*Given request*. Present every line in which the string "speakers" appears.

*Given data*.

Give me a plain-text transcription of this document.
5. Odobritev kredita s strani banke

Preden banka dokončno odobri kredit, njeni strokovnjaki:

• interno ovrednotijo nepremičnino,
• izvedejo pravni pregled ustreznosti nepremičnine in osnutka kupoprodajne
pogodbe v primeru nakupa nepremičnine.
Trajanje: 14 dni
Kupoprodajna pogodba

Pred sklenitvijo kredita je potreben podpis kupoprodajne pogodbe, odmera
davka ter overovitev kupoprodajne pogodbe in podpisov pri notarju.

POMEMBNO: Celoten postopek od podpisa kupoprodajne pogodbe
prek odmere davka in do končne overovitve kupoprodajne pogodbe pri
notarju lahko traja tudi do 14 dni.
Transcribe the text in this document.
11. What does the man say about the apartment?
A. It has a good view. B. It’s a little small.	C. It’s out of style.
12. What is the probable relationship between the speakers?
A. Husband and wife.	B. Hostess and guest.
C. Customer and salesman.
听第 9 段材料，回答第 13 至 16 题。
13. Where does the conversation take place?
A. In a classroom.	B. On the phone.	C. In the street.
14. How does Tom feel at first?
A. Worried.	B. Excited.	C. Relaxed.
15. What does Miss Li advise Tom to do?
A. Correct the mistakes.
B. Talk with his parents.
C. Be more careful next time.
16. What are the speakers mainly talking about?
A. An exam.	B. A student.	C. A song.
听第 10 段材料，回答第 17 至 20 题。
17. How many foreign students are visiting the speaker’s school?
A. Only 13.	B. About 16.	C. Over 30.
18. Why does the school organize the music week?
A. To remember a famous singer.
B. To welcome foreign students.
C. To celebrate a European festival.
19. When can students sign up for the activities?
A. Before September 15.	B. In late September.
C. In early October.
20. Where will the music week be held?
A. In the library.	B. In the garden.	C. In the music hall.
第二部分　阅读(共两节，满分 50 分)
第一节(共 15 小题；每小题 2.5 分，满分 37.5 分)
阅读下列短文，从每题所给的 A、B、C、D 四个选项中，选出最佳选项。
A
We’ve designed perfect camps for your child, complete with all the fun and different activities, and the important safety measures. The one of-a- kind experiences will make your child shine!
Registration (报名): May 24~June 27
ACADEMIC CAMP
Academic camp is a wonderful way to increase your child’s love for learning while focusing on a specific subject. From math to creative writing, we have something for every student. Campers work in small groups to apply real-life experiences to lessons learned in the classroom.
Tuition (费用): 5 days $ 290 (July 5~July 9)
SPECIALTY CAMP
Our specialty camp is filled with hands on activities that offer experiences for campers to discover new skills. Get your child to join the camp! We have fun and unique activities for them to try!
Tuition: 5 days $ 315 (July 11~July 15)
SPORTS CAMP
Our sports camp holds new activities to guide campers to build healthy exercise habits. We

*Solution for this problem*.
12. What is the probable relationship between the speakers?
16. What are the speakers mainly talking about?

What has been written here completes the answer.